Texto citado –
┄┄┄┄┄┄┄┄┄┄┄┄┄┄┄┄┄┄┄┄

Cada
día me piden amistad en Facebook decenas de personas, algunos días hasta cincuenta o sesenta.
Empezó hace cosa de un mes o dos. De repente, un día tenía diez peticiones de
amistad. Al día siguiente otras diez. Al tercer día otras diez, o ya quince. Y
así hasta hoy. No ha parado, sino que cada vez son más. No me explico a qué se
debe porque, como digo, fue algo repentino y que no parecía ser una
consecuencia directa de algún acto mío, como por ejemplo, haber quedado
finalista en el Premio Planeta (no me presenté, así que eso no podía ser).
Enseguida me pregunté si son lectores los que desean ser mis «amigos», y así lo
esperé, claro, porque yo uso las redes sociales sobre todo para darme a conocer
como escritora. Comprobé que algunos sí llegaban a mí por esta razón. En uno de
los mensajes que más ilusión me ha hecho hasta el momento y que no encuentro, perdido
en el océano de misivas que recibo a diario y no tengo tiempo de responder, un
lector me decía que había encontrado mi libro Amanecer en el Sudeste Asiático en un banco de la plaza Cataluña de
Barcelona, lo había empezado a leer, y al final se lo había llevado a casa.
Otro lector me cuenta que compró Hacia
tierra austral siguiendo la recomendación de una amiga. Me encanta
comprobar que los lectores llegan a mí por el fenómeno del boca en boca, o
porque mis libros viajan, y no porque yo avasalle en las redes sociales.

┄┄┄┄┄┄┄┄┄┄┄┄┄┄┄┄┄┄┄┄

Trabajo que realizar –
1. Según el texto sobre las peticiones de amistad en Facebook, ¿dónde encontró un lector el libro Amanecer en el Sudeste Asiático?
2. Prosigue el texto sobre las peticiones de amistad en Facebook a partir de su última oración.

┄┄┄┄┄┄┄┄┄┄┄┄┄┄┄┄┄┄┄┄

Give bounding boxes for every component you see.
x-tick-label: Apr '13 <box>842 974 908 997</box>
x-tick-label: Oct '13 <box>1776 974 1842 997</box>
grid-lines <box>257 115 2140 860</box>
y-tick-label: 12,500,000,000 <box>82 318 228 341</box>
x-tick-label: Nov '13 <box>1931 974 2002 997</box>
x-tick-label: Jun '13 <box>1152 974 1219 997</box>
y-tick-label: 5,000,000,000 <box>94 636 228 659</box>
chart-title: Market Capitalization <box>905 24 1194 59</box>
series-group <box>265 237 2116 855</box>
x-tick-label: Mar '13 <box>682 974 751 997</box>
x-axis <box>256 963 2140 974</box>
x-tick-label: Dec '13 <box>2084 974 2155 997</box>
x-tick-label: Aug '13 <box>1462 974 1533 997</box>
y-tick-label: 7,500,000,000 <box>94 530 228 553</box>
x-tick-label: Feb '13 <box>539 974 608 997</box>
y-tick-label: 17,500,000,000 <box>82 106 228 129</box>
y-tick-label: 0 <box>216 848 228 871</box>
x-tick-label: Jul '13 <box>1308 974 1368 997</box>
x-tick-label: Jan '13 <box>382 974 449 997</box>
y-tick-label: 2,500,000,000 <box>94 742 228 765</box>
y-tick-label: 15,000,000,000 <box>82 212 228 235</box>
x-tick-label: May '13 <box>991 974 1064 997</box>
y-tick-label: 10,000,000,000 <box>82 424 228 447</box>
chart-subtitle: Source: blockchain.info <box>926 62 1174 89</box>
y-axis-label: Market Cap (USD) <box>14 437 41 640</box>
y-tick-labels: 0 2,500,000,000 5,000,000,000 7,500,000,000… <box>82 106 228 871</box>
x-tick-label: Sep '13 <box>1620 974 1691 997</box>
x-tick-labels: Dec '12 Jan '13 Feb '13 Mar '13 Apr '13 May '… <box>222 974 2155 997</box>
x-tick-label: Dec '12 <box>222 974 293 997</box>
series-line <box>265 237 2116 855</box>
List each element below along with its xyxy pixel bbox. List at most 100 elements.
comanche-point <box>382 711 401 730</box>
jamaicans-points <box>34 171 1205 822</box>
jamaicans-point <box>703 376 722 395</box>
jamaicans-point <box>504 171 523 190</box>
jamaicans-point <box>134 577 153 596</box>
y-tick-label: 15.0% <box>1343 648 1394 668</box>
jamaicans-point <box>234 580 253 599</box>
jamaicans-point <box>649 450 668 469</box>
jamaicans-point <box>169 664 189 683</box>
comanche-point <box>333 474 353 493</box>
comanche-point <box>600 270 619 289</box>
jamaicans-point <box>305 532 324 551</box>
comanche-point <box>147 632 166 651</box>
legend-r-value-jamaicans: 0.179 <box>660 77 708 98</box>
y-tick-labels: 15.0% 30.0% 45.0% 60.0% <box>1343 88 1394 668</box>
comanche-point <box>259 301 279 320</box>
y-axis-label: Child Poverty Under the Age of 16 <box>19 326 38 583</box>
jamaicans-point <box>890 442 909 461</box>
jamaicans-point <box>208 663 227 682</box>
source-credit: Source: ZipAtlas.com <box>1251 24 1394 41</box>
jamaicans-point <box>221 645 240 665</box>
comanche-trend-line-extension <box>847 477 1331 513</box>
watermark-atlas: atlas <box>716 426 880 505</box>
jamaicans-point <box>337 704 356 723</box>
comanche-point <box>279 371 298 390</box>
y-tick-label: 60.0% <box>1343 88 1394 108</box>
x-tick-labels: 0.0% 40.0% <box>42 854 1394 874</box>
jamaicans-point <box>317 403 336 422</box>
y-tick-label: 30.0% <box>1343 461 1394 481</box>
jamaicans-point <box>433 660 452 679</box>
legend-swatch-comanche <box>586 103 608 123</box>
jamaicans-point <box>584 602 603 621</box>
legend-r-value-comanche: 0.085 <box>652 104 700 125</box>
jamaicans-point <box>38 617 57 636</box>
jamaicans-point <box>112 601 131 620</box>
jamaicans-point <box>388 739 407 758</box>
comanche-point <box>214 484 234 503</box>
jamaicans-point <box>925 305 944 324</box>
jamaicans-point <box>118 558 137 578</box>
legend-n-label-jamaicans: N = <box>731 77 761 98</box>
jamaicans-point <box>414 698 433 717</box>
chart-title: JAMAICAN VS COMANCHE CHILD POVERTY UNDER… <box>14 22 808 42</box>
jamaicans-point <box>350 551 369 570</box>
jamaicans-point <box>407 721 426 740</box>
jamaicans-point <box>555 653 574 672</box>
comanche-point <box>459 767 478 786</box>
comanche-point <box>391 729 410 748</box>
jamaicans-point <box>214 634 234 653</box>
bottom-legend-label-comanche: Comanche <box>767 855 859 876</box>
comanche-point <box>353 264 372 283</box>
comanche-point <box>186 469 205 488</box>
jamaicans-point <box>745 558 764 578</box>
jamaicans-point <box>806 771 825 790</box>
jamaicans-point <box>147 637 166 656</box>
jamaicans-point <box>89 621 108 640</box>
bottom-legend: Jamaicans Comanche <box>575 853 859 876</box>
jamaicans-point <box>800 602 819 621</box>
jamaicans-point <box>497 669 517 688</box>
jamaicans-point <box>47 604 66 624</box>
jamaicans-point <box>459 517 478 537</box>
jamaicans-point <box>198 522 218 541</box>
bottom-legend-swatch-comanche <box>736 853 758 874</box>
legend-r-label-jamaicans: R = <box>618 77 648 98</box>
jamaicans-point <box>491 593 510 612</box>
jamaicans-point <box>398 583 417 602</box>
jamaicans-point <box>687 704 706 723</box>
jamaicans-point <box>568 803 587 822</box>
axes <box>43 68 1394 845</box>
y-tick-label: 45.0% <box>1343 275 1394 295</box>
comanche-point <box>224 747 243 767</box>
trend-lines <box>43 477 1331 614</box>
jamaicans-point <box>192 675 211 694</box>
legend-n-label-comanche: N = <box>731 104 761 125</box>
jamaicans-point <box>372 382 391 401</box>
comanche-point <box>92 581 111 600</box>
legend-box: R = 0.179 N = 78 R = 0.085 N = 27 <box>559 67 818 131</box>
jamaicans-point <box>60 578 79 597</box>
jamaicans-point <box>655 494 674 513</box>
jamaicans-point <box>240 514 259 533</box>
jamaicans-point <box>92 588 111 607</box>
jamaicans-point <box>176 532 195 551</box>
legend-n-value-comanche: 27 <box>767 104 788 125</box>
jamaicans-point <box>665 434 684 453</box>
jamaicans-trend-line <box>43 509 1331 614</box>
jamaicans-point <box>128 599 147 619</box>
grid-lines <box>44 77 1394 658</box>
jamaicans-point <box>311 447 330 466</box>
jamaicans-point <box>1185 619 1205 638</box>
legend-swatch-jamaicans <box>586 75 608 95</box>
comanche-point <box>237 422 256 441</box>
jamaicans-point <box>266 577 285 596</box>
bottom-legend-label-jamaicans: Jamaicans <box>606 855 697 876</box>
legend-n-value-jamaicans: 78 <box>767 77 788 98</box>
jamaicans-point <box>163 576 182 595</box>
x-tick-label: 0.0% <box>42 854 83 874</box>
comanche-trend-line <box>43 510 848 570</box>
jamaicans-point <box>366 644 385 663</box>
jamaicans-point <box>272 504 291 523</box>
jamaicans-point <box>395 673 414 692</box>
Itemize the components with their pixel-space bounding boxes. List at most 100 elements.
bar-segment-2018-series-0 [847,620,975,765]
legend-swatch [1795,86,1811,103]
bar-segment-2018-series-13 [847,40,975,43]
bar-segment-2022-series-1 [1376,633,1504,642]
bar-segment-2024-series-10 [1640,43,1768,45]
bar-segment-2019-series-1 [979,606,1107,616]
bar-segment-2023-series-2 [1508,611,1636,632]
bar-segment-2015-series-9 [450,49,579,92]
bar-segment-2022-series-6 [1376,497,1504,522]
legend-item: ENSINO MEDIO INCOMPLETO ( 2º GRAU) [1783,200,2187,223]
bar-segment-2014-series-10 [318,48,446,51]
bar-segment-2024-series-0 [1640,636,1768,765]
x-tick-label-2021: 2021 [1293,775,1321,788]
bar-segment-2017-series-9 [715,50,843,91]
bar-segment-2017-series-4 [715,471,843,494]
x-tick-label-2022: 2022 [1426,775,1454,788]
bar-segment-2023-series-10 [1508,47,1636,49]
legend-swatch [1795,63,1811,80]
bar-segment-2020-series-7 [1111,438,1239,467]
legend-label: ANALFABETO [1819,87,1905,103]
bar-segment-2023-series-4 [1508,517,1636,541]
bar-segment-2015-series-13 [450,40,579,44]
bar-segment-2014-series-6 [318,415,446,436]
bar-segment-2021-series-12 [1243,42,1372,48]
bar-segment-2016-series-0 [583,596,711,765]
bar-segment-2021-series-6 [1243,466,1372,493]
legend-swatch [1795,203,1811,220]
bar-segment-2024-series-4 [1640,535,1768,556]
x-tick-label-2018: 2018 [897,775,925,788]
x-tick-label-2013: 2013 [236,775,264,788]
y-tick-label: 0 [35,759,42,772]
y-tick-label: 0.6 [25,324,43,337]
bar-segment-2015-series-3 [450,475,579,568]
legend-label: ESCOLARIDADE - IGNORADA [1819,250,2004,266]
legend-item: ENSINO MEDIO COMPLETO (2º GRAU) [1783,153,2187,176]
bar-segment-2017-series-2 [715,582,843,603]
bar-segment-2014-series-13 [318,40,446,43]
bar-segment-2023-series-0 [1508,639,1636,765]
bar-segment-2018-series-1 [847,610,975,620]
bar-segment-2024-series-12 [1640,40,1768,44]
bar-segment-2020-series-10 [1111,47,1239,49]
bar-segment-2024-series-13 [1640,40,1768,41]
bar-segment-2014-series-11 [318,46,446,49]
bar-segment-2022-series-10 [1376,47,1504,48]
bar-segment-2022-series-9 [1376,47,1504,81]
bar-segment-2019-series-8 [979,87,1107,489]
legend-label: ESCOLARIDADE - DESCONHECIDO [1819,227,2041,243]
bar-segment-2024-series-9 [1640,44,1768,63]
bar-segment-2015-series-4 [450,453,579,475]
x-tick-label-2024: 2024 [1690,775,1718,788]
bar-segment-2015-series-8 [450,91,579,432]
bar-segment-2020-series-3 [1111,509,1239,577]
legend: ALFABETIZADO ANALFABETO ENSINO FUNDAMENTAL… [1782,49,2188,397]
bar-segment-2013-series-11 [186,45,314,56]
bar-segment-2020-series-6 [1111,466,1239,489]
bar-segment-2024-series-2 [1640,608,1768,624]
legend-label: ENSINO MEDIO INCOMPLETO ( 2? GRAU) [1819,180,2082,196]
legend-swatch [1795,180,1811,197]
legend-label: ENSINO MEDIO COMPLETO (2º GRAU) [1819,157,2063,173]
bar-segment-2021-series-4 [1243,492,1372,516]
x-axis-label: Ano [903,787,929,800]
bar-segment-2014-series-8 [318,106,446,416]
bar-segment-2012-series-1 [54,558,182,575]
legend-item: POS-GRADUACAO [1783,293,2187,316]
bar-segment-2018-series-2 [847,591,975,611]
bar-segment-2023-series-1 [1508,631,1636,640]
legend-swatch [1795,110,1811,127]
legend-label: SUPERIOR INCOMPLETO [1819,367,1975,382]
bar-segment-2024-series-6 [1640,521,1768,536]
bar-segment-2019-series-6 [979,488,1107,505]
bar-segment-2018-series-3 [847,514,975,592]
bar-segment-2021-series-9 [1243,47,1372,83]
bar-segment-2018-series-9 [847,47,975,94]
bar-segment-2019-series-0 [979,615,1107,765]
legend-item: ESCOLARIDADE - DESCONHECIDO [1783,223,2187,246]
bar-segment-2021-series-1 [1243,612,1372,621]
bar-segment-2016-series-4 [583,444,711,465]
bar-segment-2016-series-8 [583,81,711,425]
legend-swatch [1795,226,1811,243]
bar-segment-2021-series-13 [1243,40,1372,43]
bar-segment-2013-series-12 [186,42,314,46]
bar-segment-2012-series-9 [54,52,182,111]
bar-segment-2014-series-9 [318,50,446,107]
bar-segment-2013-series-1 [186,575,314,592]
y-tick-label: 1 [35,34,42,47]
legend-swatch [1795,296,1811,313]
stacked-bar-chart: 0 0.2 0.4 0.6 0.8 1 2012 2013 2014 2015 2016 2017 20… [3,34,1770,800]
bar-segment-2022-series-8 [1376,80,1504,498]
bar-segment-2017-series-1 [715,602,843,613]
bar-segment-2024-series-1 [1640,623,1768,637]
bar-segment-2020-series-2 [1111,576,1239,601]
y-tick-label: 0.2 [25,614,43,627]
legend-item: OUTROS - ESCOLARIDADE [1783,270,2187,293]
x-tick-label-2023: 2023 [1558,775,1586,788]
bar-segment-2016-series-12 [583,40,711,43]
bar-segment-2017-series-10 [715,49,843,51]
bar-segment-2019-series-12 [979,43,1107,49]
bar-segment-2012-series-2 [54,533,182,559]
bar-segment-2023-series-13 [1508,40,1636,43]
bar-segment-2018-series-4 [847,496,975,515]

┄┄┄┄┄┄┄┄┄┄┄┄┄┄┄┄┄┄┄┄

Soluciones –
1. En un banco de la plaza Cataluña de Barcelona.

2.
Otros
no me dicen cómo me encuentran, ni siquiera se molestan en leer la información
que hay en mi perfil; lo que pretenden es que yo les siga a ellos. Algunos me
piden amistad sin más, y otros amor y una relación epistolar. Lo siento, no puedo:
amo a todos por igual y por eso hago público lo que escribo. Alguien me sugirió
que cambiara la foto de perfil por otra en la que salga horrible, así dejarían
de lloverme las peticiones de amistad. ¿Por qué? Yo soy así y así me muestro,
aunque advierto que tengo la suerte de ser fotogénica. Además, no me molestan las peticiones, aunque no pueda atenderlas todas. Pero sí me he decidido
por fin, después de tres años pensándolo, a abrir una página de autora en
Facebook. Creo que tiene sus ventajas; por ejemplo, no tendré que perder tiempo
aceptando amistades y luego eliminando a las que se han equivocado de sitio. Durante
un tiempo usaré las dos y quizás averigüe por fin quién me lee y quién solo me
ve en una foto de perfil. No voy a invitar personalmente a nadie, para no
molestar. Quien lea estas líneas se puede dar por invitado y clicar en el «me
gusta» aquí o hacer ver que no lo ha visto y yo no me enteraré.
Pienso
en la fama y no sé si yo la llevaría bien. Si ahora no respondo a todos los
mensajes porque me desbordan, ¿cómo voy a conseguir contactar con mis lectores?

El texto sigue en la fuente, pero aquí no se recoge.